_Set problem_
Pick out the lines in the listing below that contain the word "when" and copy them.

───

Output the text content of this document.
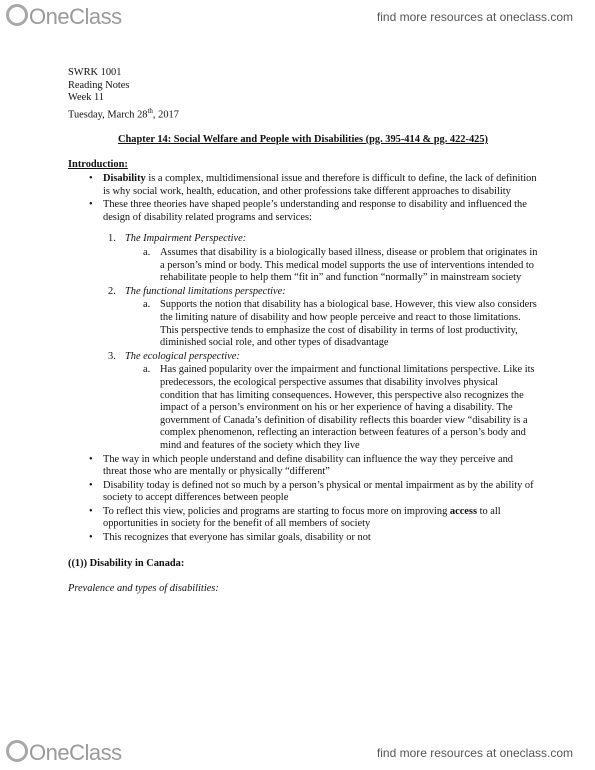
OneClass	find more resources at oneclass.com
SWRK 1001
Reading Notes
Week 11
Tuesday, March 28th, 2017
Chapter 14: Social Welfare and People with Disabilities (pg. 395-414 & pg. 422-425)
Introduction:
• Disability is a complex, multidimensional issue and therefore is difficult to define, the lack of definition is why social work, health, education, and other professions take different approaches to disability
• These three theories have shaped people’s understanding and response to disability and influenced the design of disability related programs and services:
1. The Impairment Perspective:
a. Assumes that disability is a biologically based illness, disease or problem that originates in a person’s mind or body. This medical model supports the use of interventions intended to rehabilitate people to help them “fit in” and function “normally” in mainstream society
2. The functional limitations perspective:
a. Supports the notion that disability has a biological base. However, this view also considers the limiting nature of disability and how people perceive and react to those limitations. This perspective tends to emphasize the cost of disability in terms of lost productivity, diminished social role, and other types of disadvantage
3. The ecological perspective:
a. Has gained popularity over the impairment and functional limitations perspective. Like its predecessors, the ecological perspective assumes that disability involves physical condition that has limiting consequences. However, this perspective also recognizes the impact of a person’s environment on his or her experience of having a disability. The government of Canada’s definition of disability reflects this boarder view “disability is a complex phenomenon, reflecting an interaction between features of a person’s body and mind and features of the society which they live
• The way in which people understand and define disability can influence the way they perceive and threat those who are mentally or physically “different”
• Disability today is defined not so much by a person’s physical or mental impairment as by the ability of society to accept differences between people
• To reflect this view, policies and programs are starting to focus more on improving access to all opportunities in society for the benefit of all members of society
• This recognizes that everyone has similar goals, disability or not
((1)) Disability in Canada:
Prevalence and types of disabilities:
OneClass	find more resources at oneclass.com
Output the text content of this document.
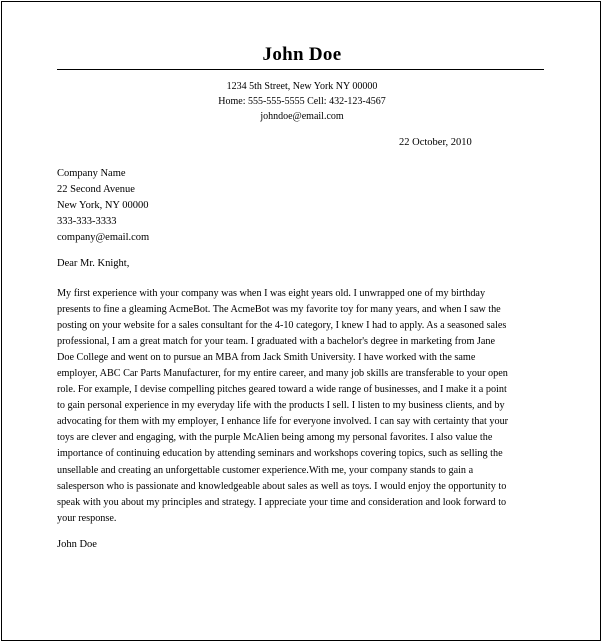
John Doe
1234 5th Street, New York NY 00000
Home: 555-555-5555 Cell: 432-123-4567
johndoe@email.com
22 October, 2010
Company Name
22 Second Avenue
New York, NY 00000
333-333-3333
company@email.com
Dear Mr. Knight,
My first experience with your company was when I was eight years old. I unwrapped one of my birthday
presents to fine a gleaming AcmeBot. The AcmeBot was my favorite toy for many years, and when I saw the
posting on your website for a sales consultant for the 4-10 category, I knew I had to apply. As a seasoned sales
professional, I am a great match for your team. I graduated with a bachelor's degree in marketing from Jane
Doe College and went on to pursue an MBA from Jack Smith University. I have worked with the same
employer, ABC Car Parts Manufacturer, for my entire career, and many job skills are transferable to your open
role. For example, I devise compelling pitches geared toward a wide range of businesses, and I make it a point
to gain personal experience in my everyday life with the products I sell. I listen to my business clients, and by
advocating for them with my employer, I enhance life for everyone involved. I can say with certainty that your
toys are clever and engaging, with the purple McAlien being among my personal favorites. I also value the
importance of continuing education by attending seminars and workshops covering topics, such as selling the
unsellable and creating an unforgettable customer experience.With me, your company stands to gain a
salesperson who is passionate and knowledgeable about sales as well as toys. I would enjoy the opportunity to
speak with you about my principles and strategy. I appreciate your time and consideration and look forward to
your response.
John Doe
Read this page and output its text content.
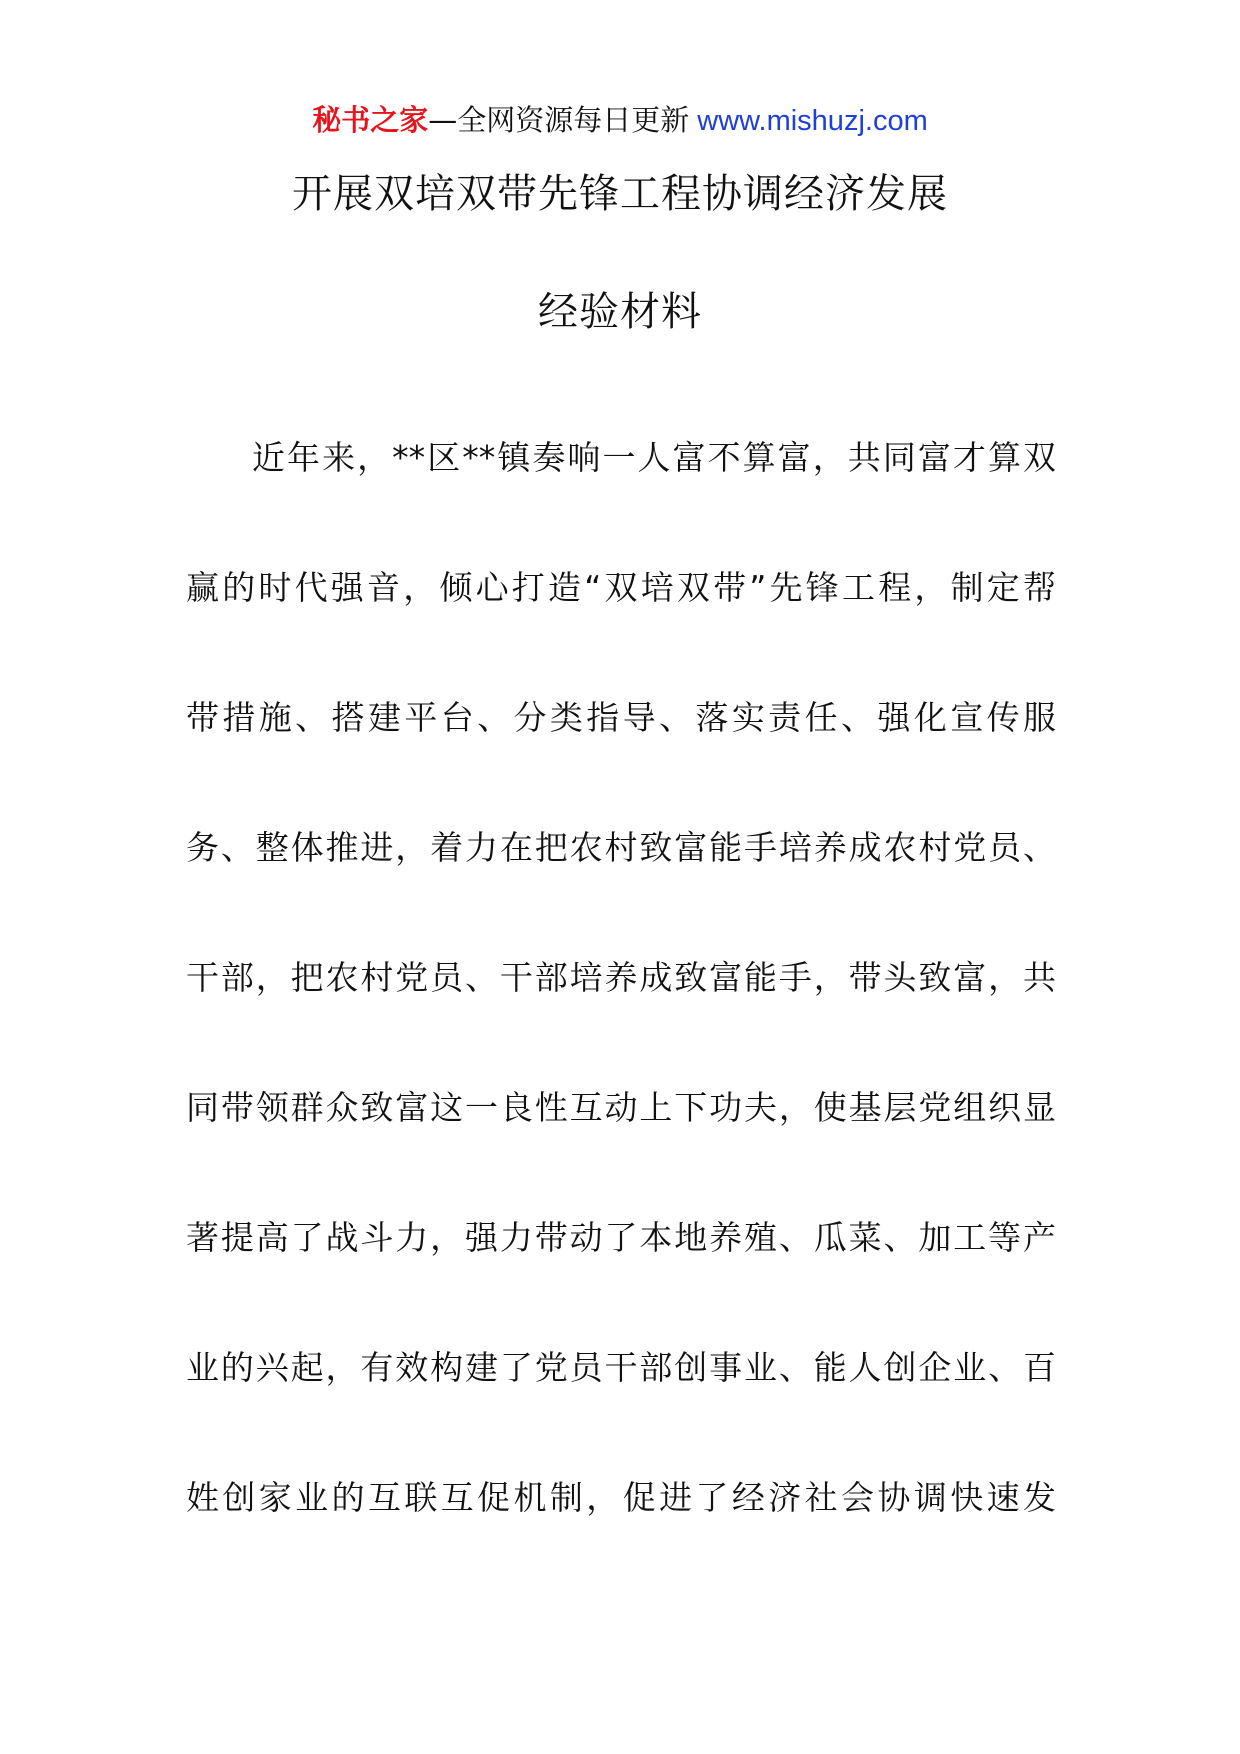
秘书之家—全网资源每日更新 www.mishuzj.com
开展双培双带先锋工程协调经济发展
经验材料
近年来，**区**镇奏响一人富不算富，共同富才算双
赢的时代强音，倾心打造“双培双带”先锋工程，制定帮
带措施、搭建平台、分类指导、落实责任、强化宣传服
务、整体推进，着力在把农村致富能手培养成农村党员、
干部，把农村党员、干部培养成致富能手，带头致富，共
同带领群众致富这一良性互动上下功夫，使基层党组织显
著提高了战斗力，强力带动了本地养殖、瓜菜、加工等产
业的兴起，有效构建了党员干部创事业、能人创企业、百
姓创家业的互联互促机制，促进了经济社会协调快速发
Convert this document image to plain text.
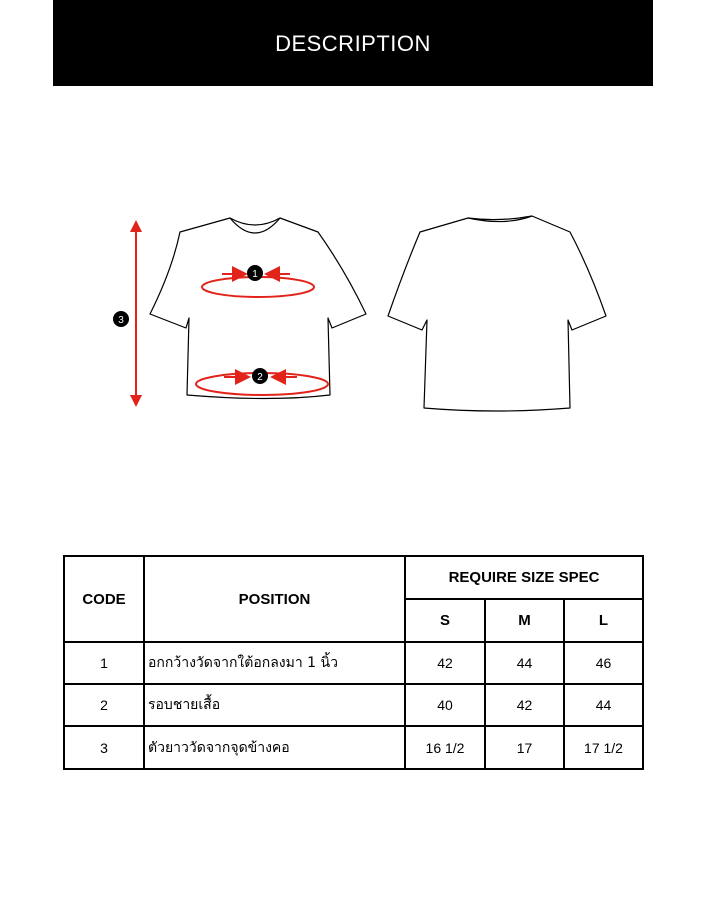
DESCRIPTION
1
2
3
CODE	POSITION	REQUIRE SIZE SPEC		
		S	M	L
1	อกกว้างวัดจากใต้อกลงมา 1 นิ้ว	42	44	46
2	รอบชายเสื้อ	40	42	44
3	ตัวยาววัดจากจุดข้างคอ	16 1/2	17	17 1/2
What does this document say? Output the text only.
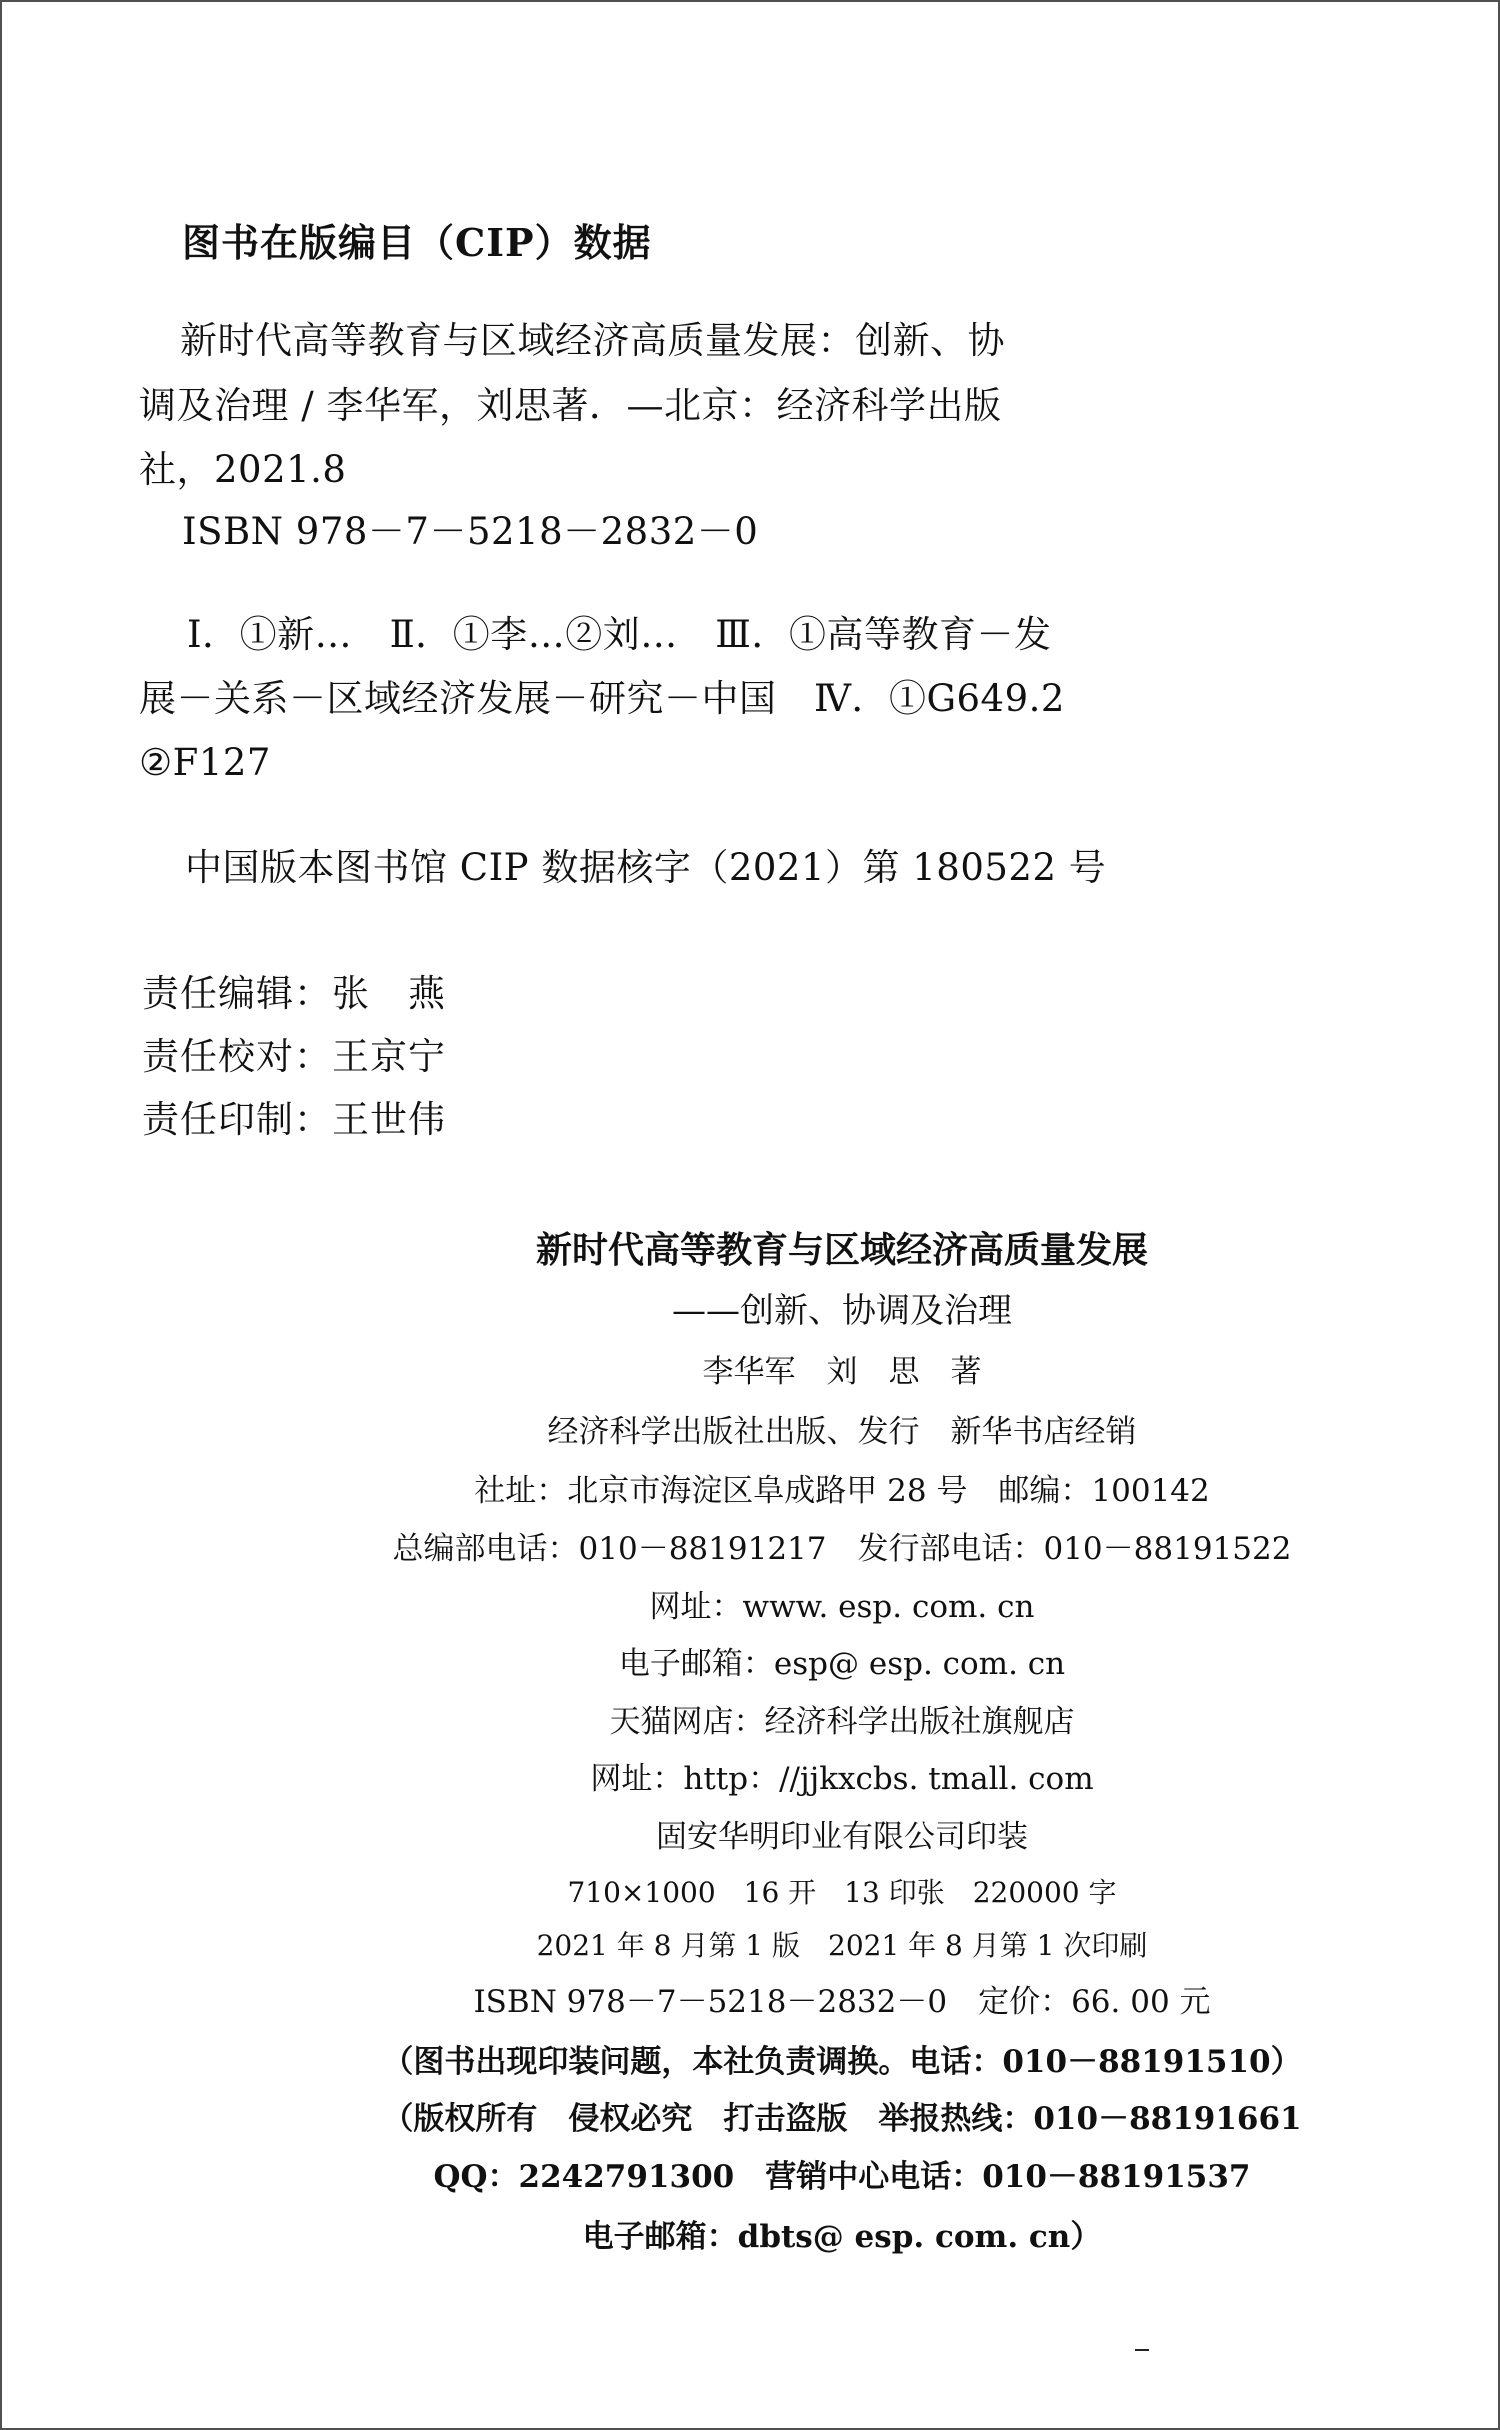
图书在版编目（CIP）数据
新时代高等教育与区域经济高质量发展：创新、协
调及治理 / 李华军，刘思著．—北京：经济科学出版
社，2021.8
ISBN 978－7－5218－2832－0
Ⅰ．①新…　Ⅱ．①李…②刘…　Ⅲ．①高等教育－发
展－关系－区域经济发展－研究－中国　Ⅳ．①G649.2
②F127
中国版本图书馆 CIP 数据核字（2021）第 180522 号
责任编辑：张　燕
责任校对：王京宁
责任印制：王世伟
新时代高等教育与区域经济高质量发展
——创新、协调及治理
李华军　刘　思　著
经济科学出版社出版、发行　新华书店经销
社址：北京市海淀区阜成路甲 28 号　邮编：100142
总编部电话：010－88191217　发行部电话：010－88191522
网址：www. esp. com. cn
电子邮箱：esp@ esp. com. cn
天猫网店：经济科学出版社旗舰店
网址：http：//jjkxcbs. tmall. com
固安华明印业有限公司印装
710×1000　16 开　13 印张　220000 字
2021 年 8 月第 1 版　2021 年 8 月第 1 次印刷
ISBN 978－7－5218－2832－0　定价：66. 00 元
（图书出现印装问题，本社负责调换。电话：010－88191510）
（版权所有　侵权必究　打击盗版　举报热线：010－88191661
QQ：2242791300　营销中心电话：010－88191537
电子邮箱：dbts@ esp. com. cn）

───

_Written answer_
My first experience with your company was when I was eight years old. I unwrapped one of my birthday
presents to fine a gleaming AcmeBot. The AcmeBot was my favorite toy for many years, and when I saw the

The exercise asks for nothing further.